| What to work on |
Consider the records below. How many of their lines include the word "left"? State the number and nothing else.

begin Supplied records

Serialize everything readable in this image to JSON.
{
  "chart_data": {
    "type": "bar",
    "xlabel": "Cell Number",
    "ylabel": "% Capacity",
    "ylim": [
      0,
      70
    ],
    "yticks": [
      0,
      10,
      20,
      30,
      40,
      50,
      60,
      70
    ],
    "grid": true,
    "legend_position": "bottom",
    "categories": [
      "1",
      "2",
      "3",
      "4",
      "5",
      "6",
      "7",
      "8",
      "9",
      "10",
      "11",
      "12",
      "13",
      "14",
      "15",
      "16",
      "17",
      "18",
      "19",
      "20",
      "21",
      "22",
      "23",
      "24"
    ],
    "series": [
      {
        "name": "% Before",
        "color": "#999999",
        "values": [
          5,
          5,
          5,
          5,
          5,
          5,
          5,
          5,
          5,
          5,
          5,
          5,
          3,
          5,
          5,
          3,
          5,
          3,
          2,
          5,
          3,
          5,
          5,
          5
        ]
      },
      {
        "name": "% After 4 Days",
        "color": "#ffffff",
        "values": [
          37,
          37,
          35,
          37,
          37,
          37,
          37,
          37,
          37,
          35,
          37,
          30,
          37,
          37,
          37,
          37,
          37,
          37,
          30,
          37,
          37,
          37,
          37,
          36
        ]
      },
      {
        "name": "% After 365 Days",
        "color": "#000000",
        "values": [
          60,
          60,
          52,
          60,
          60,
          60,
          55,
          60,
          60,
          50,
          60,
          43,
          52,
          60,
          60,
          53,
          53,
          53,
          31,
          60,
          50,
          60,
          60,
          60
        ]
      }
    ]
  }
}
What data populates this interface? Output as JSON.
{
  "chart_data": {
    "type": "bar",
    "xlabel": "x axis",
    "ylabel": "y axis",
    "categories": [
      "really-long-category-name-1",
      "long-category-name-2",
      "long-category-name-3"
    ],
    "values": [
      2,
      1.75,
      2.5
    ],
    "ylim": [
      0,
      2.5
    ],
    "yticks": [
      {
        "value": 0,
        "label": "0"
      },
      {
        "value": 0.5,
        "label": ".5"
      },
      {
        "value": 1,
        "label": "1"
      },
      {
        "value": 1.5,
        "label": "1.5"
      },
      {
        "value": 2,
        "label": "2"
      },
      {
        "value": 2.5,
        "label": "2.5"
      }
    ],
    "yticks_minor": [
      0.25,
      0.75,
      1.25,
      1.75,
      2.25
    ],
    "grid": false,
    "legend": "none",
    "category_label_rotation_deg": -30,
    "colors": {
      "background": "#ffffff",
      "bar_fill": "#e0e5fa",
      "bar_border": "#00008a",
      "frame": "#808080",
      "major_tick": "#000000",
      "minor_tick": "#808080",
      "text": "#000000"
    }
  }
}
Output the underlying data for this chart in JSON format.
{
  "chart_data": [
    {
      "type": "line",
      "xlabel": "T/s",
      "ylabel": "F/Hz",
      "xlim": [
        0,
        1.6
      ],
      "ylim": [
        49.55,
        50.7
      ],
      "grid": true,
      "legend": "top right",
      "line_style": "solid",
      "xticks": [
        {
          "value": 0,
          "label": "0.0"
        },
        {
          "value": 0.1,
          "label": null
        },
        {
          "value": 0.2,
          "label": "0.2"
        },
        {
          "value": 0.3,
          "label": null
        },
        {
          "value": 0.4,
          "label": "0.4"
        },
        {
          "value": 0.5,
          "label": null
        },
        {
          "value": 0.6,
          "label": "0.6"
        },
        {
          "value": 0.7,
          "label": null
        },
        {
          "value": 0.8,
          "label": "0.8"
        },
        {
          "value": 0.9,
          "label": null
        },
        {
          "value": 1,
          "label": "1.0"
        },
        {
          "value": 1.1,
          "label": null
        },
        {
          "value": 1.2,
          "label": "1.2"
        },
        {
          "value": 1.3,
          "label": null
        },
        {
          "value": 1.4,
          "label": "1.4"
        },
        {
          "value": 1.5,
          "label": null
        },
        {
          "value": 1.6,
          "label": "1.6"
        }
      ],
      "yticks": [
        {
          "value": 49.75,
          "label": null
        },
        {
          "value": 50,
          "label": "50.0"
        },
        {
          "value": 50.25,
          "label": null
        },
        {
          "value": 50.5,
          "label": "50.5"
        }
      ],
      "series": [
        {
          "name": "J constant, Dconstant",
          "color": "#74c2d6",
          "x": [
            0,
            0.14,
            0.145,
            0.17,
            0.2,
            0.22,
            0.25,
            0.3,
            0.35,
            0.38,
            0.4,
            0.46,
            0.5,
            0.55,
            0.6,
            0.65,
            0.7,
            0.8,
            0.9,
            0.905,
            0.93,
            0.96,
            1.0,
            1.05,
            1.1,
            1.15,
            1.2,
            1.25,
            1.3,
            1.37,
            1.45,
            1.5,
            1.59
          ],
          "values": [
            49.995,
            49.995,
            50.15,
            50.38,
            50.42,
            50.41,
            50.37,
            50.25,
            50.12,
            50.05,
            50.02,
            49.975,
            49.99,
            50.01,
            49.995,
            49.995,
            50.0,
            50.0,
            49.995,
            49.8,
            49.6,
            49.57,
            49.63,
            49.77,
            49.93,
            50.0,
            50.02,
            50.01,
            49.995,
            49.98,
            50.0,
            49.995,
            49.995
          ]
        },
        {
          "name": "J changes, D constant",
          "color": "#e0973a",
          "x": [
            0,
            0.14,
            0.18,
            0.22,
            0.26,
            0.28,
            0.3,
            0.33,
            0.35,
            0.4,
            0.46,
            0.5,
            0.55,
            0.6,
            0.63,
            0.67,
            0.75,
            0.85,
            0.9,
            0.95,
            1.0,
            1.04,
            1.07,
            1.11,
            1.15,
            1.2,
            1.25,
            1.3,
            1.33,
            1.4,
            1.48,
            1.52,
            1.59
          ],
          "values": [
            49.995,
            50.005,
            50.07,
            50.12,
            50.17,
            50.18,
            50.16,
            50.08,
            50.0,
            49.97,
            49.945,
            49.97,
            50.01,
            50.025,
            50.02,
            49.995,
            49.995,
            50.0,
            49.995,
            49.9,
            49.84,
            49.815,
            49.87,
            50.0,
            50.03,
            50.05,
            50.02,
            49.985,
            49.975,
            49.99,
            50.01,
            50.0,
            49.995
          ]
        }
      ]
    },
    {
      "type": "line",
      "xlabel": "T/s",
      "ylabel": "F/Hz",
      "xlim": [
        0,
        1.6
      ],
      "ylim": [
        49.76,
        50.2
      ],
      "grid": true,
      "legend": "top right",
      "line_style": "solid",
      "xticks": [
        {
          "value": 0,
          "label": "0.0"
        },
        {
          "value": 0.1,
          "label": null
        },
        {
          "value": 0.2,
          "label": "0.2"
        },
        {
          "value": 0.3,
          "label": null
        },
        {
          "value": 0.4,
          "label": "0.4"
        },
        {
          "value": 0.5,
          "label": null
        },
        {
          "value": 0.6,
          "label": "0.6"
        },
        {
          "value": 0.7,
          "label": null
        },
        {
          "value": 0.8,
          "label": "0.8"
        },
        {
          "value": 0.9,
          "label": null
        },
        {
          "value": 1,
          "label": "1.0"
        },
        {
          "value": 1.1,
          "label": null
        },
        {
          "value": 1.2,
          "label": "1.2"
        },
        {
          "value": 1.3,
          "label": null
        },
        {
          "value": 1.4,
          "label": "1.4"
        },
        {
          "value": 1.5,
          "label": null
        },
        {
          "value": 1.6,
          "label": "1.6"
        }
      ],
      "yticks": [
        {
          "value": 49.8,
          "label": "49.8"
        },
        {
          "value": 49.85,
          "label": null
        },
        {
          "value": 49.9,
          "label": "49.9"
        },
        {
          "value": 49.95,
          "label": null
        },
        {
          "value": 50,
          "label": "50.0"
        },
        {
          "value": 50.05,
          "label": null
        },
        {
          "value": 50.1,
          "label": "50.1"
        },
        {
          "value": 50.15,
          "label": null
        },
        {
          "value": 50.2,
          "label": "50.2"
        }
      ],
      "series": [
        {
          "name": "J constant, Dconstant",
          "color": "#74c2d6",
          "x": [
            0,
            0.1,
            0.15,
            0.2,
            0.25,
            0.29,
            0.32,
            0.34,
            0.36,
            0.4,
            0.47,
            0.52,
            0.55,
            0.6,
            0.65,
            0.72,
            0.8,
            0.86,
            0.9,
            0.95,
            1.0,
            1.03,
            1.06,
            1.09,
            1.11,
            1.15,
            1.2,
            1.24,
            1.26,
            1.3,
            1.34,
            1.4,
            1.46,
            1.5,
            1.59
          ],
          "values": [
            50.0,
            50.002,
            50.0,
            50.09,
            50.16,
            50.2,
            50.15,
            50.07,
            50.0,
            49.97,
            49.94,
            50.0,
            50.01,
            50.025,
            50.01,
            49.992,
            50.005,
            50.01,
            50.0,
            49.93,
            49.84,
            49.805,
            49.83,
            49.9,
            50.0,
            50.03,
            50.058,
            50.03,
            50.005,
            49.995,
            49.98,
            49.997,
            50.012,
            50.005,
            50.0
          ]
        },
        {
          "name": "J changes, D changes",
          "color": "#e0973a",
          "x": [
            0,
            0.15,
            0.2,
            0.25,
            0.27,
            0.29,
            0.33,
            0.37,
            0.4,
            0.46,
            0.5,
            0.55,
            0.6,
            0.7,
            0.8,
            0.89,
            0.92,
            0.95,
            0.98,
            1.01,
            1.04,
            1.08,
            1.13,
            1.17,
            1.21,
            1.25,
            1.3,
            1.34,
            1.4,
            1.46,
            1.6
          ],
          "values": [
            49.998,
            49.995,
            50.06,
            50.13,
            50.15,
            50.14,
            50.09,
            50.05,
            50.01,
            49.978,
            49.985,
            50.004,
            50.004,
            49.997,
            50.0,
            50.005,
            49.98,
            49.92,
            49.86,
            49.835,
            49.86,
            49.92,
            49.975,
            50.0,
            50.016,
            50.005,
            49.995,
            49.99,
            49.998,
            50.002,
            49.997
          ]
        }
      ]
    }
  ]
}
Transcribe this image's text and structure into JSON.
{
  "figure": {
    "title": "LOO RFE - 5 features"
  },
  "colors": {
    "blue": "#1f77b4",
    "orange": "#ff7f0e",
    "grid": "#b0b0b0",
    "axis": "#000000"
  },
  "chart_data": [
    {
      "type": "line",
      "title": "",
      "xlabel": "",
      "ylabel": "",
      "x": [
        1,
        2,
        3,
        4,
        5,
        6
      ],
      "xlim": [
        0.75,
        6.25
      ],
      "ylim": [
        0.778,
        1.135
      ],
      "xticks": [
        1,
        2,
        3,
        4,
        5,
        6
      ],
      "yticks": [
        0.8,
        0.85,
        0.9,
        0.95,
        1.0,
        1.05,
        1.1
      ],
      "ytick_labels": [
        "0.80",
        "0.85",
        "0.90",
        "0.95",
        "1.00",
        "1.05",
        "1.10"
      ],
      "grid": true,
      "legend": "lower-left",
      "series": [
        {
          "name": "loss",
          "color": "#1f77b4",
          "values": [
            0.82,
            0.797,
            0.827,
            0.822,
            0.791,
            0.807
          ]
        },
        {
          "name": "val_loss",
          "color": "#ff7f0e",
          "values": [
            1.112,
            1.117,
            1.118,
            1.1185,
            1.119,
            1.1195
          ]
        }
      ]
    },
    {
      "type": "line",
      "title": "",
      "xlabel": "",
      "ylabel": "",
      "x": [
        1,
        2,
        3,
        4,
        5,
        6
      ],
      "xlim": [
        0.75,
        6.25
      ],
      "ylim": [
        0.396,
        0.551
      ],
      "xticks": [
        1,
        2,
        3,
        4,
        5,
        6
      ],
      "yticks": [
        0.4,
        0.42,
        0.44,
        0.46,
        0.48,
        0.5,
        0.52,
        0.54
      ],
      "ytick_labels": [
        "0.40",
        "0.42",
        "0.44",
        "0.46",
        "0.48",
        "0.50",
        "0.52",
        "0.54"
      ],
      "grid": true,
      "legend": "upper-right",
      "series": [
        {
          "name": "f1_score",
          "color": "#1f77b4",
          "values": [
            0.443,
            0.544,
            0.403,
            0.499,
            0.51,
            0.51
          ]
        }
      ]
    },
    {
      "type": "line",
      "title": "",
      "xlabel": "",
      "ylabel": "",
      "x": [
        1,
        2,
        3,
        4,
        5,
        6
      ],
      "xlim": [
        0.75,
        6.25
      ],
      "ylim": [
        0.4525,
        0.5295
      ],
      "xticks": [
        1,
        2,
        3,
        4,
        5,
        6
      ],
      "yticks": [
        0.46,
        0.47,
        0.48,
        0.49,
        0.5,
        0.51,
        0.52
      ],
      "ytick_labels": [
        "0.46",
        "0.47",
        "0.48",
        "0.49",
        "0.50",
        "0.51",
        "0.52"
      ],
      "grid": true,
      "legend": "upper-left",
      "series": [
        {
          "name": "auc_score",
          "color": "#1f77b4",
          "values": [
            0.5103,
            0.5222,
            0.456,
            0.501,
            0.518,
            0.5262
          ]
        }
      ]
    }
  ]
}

end Supplied records

| Result below |
2